» **WORK INSTRUCTIONS**: Examine the records and identify each line that includes the string "this". Copy those lines.

» **MATERIAL TO PROCESS**:
·····
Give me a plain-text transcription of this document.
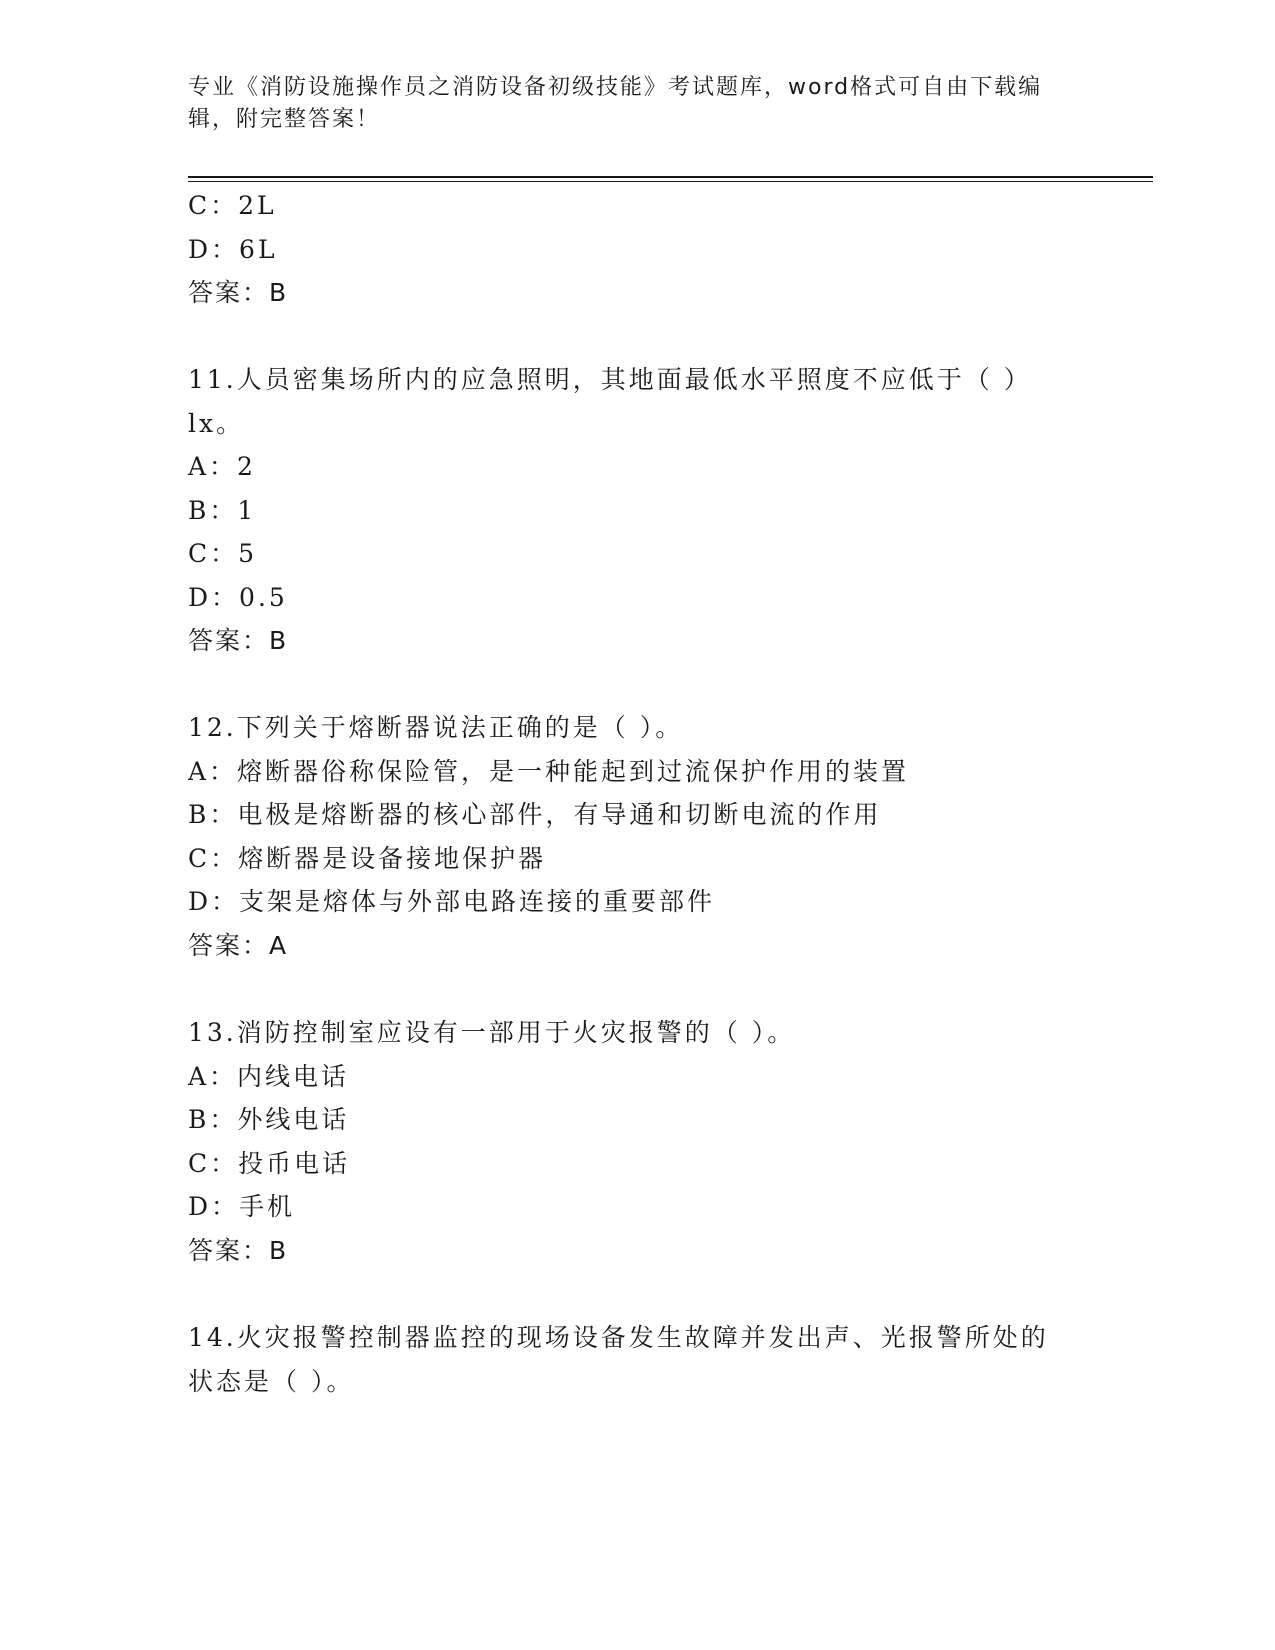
专业《消防设施操作员之消防设备初级技能》考试题库，word格式可自由下载编
辑，附完整答案！
C：2L
D：6L
答案：B
11.人员密集场所内的应急照明，其地面最低水平照度不应低于（ ）
lx。
A：2
B：1
C：5
D：0.5
答案：B
12.下列关于熔断器说法正确的是（ ）。
A：熔断器俗称保险管，是一种能起到过流保护作用的装置
B：电极是熔断器的核心部件，有导通和切断电流的作用
C：熔断器是设备接地保护器
D：支架是熔体与外部电路连接的重要部件
答案：A
13.消防控制室应设有一部用于火灾报警的（ ）。
A：内线电话
B：外线电话
C：投币电话
D：手机
答案：B
14.火灾报警控制器监控的现场设备发生故障并发出声、光报警所处的
状态是（ ）。
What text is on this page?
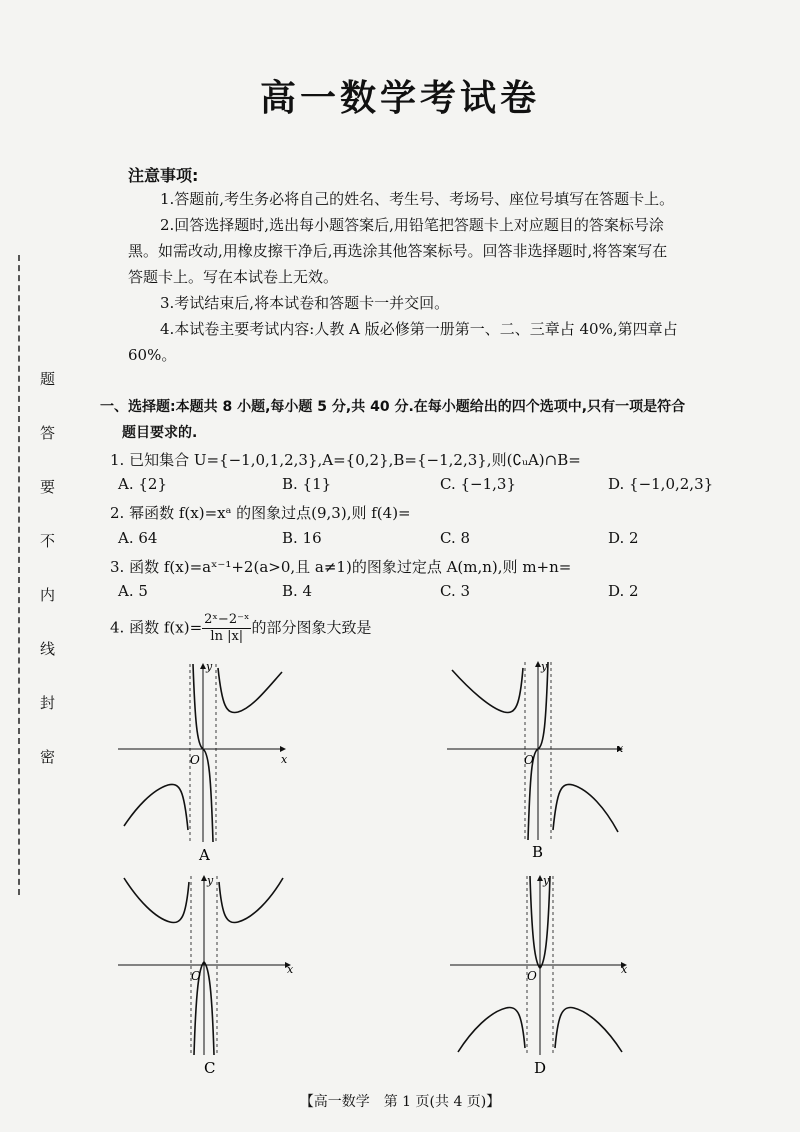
题
答
要
不
内
线
封
密
高一数学考试卷
注意事项:
1.答题前,考生务必将自己的姓名、考生号、考场号、座位号填写在答题卡上。
2.回答选择题时,选出每小题答案后,用铅笔把答题卡上对应题目的答案标号涂
黑。如需改动,用橡皮擦干净后,再选涂其他答案标号。回答非选择题时,将答案写在
答题卡上。写在本试卷上无效。
3.考试结束后,将本试卷和答题卡一并交回。
4.本试卷主要考试内容:人教 A 版必修第一册第一、二、三章占 40%,第四章占
60%。
一、选择题:本题共 8 小题,每小题 5 分,共 40 分.在每小题给出的四个选项中,只有一项是符合
题目要求的.
1. 已知集合 U={−1,0,1,2,3},A={0,2},B={−1,2,3},则(∁ᵤA)∩B=
A. {2}	B. {1}	C. {−1,3}	D. {−1,0,2,3}
2. 幂函数 f(x)=xᵃ 的图象过点(9,3),则 f(4)=
A. 64	B. 16	C. 8	D. 2
3. 函数 f(x)=aˣ⁻¹+2(a>0,且 a≠1)的图象过定点 A(m,n),则 m+n=
A. 5	B. 4	C. 3	D. 2
4. 函数 $f(x)= \frac{\text{2ˣ−2⁻ˣ}}{\ln |x|}$ 的部分图象大致是
O	x
y
A
O
x
y
B
O	x
y
C
O	x
y
D
【高一数学　第 1 页(共 4 页)】
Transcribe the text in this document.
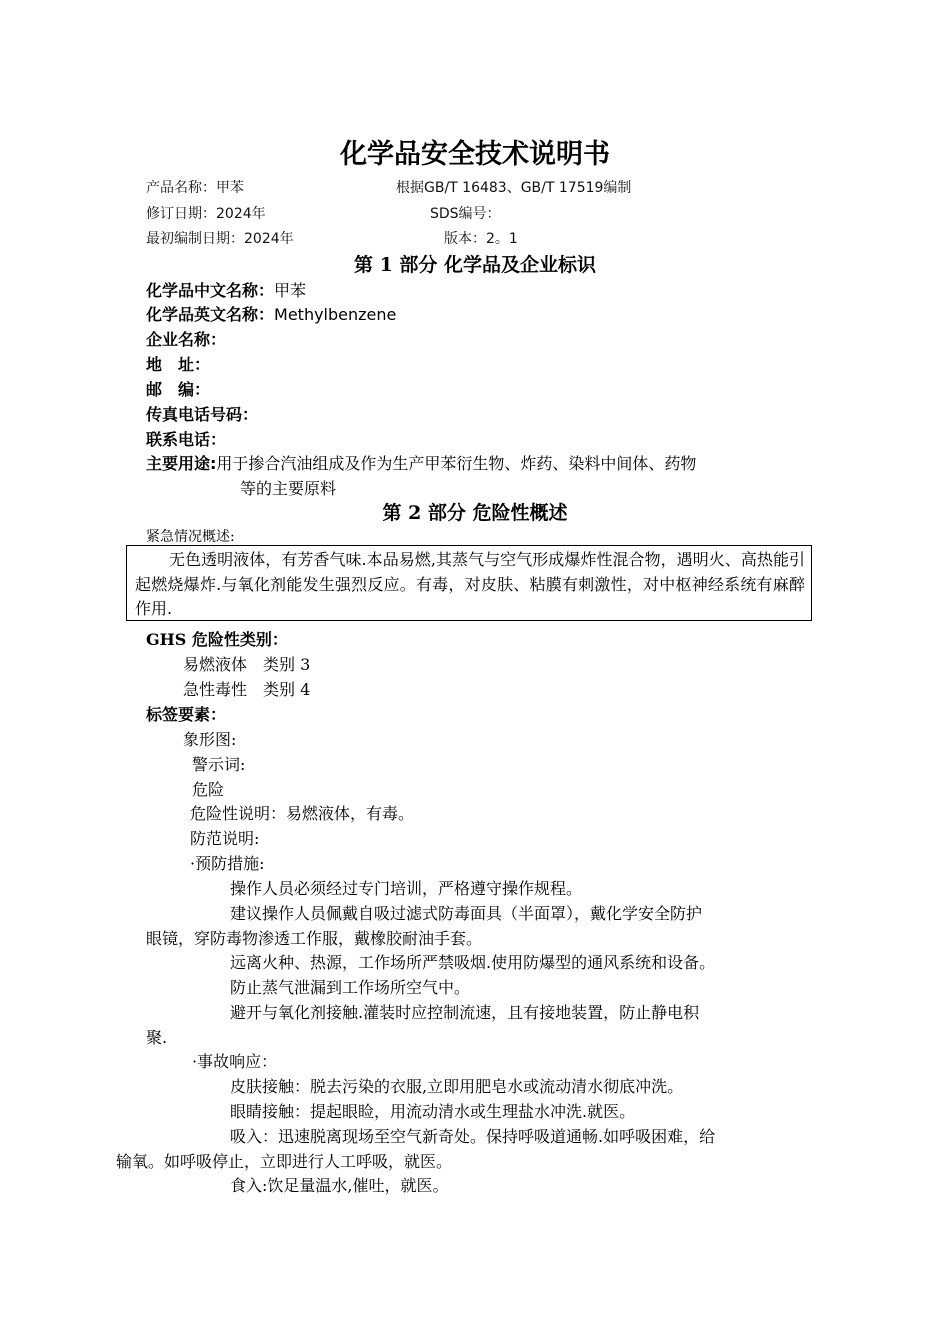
化学品安全技术说明书
产品名称：甲苯	根据GB/T 16483、GB/T 17519编制
修订日期：2024年	SDS编号：
最初编制日期：2024年	版本：2。1
第 1 部分 化学品及企业标识
化学品中文名称：甲苯
化学品英文名称：Methylbenzene
企业名称：
地　址：
邮　编：
传真电话号码：
联系电话：
主要用途:用于掺合汽油组成及作为生产甲苯衍生物、炸药、染料中间体、药物
等的主要原料
第 2 部分 危险性概述
紧急情况概述:
无色透明液体，有芳香气味.本品易燃,其蒸气与空气形成爆炸性混合物，遇明火、高热能引起燃烧爆炸.与氧化剂能发生强烈反应。有毒，对皮肤、粘膜有刺激性，对中枢神经系统有麻醉作用.
GHS 危险性类别：
易燃液体　类别 3
急性毒性　类别 4
标签要素：
象形图:
警示词:
危险
危险性说明：易燃液体，有毒。
防范说明:
·预防措施:
操作人员必须经过专门培训，严格遵守操作规程。
建议操作人员佩戴自吸过滤式防毒面具（半面罩），戴化学安全防护
眼镜，穿防毒物渗透工作服，戴橡胶耐油手套。
远离火种、热源，工作场所严禁吸烟.使用防爆型的通风系统和设备。
防止蒸气泄漏到工作场所空气中。
避开与氧化剂接触.灌装时应控制流速，且有接地装置，防止静电积
聚.
·事故响应：
皮肤接触：脱去污染的衣服,立即用肥皂水或流动清水彻底冲洗。
眼睛接触：提起眼睑，用流动清水或生理盐水冲洗.就医。
吸入：迅速脱离现场至空气新奇处。保持呼吸道通畅.如呼吸困难，给
输氧。如呼吸停止，立即进行人工呼吸，就医。
食入:饮足量温水,催吐，就医。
·····
» **SOLUTION**:
Give me a plain-text transcription of this document.
What text is on this page?
Transcribe the text in this document.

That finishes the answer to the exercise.